— WRITTEN INSTRUCTION —
Using the listing below, extract each line that has the word "DIMMING" in it.

— DATA ROWS —
----------

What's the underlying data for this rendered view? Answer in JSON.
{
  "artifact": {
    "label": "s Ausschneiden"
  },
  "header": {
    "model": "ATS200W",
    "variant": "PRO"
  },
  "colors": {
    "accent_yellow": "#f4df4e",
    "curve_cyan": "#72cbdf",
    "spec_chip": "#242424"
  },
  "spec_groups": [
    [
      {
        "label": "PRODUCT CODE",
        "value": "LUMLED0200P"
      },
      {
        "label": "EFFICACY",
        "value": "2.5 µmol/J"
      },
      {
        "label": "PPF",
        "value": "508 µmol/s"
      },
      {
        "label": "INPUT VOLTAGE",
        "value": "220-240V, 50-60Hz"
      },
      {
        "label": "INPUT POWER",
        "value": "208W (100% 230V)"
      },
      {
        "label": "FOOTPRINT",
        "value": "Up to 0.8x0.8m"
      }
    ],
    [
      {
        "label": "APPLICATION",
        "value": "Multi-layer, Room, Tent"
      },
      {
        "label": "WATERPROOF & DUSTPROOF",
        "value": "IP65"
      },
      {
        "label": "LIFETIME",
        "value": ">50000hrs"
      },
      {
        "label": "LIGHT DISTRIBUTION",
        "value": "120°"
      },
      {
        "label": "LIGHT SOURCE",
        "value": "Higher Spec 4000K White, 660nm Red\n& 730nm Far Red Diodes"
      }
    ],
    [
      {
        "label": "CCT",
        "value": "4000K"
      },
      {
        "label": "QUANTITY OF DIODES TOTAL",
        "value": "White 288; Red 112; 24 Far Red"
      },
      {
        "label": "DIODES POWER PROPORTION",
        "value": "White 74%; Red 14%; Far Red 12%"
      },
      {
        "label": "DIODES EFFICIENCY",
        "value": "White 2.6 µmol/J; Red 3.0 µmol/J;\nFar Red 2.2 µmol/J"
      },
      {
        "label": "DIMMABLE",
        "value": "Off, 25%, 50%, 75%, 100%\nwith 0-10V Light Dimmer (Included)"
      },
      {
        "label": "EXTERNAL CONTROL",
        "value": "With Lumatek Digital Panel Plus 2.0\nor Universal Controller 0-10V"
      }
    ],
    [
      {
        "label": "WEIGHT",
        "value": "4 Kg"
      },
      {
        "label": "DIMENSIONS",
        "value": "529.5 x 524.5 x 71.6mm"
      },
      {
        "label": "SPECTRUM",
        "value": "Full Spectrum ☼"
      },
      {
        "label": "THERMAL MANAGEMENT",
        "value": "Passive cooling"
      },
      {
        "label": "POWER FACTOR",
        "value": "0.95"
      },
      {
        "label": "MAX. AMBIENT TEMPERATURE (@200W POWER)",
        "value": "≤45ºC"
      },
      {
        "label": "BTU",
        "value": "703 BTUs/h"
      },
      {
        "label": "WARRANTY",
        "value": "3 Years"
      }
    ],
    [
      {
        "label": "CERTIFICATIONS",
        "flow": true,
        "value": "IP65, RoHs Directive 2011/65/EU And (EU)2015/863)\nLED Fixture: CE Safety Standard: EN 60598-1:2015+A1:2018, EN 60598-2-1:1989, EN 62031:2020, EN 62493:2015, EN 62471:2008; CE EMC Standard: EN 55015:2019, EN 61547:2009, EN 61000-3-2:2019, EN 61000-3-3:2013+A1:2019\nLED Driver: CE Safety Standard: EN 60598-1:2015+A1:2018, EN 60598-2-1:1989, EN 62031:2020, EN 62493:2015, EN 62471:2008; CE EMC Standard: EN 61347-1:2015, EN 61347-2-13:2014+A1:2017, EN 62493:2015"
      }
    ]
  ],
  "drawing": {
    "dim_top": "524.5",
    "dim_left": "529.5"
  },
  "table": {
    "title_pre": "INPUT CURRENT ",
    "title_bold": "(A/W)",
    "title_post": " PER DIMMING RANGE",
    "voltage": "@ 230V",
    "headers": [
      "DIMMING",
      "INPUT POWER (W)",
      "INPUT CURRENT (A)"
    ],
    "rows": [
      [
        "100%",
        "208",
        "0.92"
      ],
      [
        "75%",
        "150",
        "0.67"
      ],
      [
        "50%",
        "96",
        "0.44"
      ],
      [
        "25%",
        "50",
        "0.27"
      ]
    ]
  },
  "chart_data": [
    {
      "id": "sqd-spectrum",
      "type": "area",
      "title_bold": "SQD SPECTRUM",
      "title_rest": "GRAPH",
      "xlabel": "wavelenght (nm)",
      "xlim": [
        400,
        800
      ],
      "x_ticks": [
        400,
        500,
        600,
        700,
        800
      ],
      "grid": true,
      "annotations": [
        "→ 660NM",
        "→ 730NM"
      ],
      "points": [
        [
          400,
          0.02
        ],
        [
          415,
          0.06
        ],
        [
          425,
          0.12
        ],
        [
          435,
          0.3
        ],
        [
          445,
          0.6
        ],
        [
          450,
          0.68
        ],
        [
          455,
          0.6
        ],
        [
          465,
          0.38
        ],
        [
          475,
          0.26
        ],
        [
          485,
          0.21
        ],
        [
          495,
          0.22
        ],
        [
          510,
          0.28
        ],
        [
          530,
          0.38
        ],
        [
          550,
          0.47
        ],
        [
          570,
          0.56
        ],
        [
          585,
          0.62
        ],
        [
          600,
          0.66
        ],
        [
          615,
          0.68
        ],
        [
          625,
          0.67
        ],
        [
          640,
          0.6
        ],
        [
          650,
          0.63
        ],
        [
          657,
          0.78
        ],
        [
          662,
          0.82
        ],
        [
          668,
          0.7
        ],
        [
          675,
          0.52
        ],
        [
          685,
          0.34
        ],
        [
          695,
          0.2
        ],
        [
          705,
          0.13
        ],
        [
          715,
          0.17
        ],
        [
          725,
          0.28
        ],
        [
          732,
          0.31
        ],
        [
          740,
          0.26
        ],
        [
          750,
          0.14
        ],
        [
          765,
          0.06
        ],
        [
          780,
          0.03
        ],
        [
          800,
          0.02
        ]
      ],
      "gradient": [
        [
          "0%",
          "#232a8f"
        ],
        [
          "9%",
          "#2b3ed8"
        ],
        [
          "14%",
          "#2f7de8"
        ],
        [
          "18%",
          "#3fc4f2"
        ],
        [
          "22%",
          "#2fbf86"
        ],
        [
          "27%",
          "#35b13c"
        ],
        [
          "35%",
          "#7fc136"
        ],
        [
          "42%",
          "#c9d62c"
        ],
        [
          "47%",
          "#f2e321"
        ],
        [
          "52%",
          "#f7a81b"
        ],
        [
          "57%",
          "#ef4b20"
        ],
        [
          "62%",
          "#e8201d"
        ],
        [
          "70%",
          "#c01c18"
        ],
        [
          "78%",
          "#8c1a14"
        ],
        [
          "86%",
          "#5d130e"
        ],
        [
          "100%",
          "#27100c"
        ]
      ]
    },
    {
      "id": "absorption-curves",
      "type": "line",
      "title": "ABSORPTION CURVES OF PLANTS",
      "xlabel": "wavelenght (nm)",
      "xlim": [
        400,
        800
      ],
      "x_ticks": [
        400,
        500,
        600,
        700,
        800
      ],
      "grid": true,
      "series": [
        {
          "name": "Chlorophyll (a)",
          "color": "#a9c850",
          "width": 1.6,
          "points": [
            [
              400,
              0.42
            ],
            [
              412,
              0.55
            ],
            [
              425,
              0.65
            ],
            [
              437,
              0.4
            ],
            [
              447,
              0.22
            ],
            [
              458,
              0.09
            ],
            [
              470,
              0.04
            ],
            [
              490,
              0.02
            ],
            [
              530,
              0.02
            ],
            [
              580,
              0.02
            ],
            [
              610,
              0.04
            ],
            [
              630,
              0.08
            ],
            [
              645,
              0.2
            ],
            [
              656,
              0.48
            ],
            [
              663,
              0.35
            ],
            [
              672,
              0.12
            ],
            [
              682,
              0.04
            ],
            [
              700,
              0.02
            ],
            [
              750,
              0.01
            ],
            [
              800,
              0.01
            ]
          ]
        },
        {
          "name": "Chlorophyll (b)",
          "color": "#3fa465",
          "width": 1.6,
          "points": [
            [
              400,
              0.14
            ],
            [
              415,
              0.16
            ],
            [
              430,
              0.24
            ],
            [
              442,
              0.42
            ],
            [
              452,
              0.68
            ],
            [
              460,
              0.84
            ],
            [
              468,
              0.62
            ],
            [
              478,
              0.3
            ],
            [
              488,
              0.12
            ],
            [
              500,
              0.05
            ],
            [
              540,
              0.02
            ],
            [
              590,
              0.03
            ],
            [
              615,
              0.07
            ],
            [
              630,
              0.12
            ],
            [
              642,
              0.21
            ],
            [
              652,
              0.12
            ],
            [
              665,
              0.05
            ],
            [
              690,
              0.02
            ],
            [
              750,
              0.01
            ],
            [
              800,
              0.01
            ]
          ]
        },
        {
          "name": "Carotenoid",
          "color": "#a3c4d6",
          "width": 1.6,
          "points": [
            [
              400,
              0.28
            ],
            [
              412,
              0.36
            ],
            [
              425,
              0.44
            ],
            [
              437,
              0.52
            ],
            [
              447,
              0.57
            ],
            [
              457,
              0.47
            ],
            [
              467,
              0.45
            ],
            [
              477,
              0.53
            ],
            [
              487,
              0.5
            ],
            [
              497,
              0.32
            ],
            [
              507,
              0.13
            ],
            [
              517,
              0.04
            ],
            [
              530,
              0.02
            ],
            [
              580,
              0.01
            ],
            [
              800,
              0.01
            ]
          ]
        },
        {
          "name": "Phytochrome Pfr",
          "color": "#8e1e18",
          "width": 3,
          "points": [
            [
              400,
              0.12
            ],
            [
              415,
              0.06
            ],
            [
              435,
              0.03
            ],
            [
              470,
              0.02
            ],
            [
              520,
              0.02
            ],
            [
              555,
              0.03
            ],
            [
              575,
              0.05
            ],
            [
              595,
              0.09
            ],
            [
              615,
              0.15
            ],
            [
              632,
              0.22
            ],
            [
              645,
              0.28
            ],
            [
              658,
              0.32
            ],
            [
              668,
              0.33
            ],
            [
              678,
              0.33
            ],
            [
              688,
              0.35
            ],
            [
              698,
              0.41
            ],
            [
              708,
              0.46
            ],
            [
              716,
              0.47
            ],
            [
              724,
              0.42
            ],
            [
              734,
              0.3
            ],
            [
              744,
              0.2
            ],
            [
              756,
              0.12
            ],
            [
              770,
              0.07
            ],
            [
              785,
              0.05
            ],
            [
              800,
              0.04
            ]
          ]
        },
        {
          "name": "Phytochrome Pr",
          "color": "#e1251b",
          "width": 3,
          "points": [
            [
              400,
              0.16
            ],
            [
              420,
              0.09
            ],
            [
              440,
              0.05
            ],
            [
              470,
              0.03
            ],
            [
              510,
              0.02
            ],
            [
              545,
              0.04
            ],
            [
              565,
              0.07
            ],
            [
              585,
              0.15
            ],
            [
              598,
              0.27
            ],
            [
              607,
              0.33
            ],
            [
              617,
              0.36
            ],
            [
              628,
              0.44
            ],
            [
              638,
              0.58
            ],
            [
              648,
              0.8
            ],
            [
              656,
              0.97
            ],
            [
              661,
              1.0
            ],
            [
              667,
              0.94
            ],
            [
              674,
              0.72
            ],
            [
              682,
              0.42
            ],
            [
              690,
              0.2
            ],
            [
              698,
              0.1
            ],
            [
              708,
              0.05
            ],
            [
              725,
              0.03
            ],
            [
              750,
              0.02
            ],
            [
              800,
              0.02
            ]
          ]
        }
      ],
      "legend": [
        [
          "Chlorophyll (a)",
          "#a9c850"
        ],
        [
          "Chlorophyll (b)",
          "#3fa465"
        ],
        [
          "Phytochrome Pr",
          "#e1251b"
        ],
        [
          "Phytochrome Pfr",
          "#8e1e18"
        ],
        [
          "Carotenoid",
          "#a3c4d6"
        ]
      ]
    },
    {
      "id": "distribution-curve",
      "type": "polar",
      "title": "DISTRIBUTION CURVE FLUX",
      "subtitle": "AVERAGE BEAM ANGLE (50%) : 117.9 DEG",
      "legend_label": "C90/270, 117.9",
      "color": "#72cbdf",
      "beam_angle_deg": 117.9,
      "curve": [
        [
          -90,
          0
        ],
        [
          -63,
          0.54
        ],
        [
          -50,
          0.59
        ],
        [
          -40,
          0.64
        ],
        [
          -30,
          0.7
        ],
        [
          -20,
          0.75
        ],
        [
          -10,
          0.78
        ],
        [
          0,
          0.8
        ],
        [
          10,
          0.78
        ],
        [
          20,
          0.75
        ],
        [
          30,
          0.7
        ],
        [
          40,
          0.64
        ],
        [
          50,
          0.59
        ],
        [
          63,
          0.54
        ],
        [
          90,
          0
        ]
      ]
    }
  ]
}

----------

— WRITTEN SOLUTION —
    "title_post": " PER DIMMING RANGE",
      "DIMMING",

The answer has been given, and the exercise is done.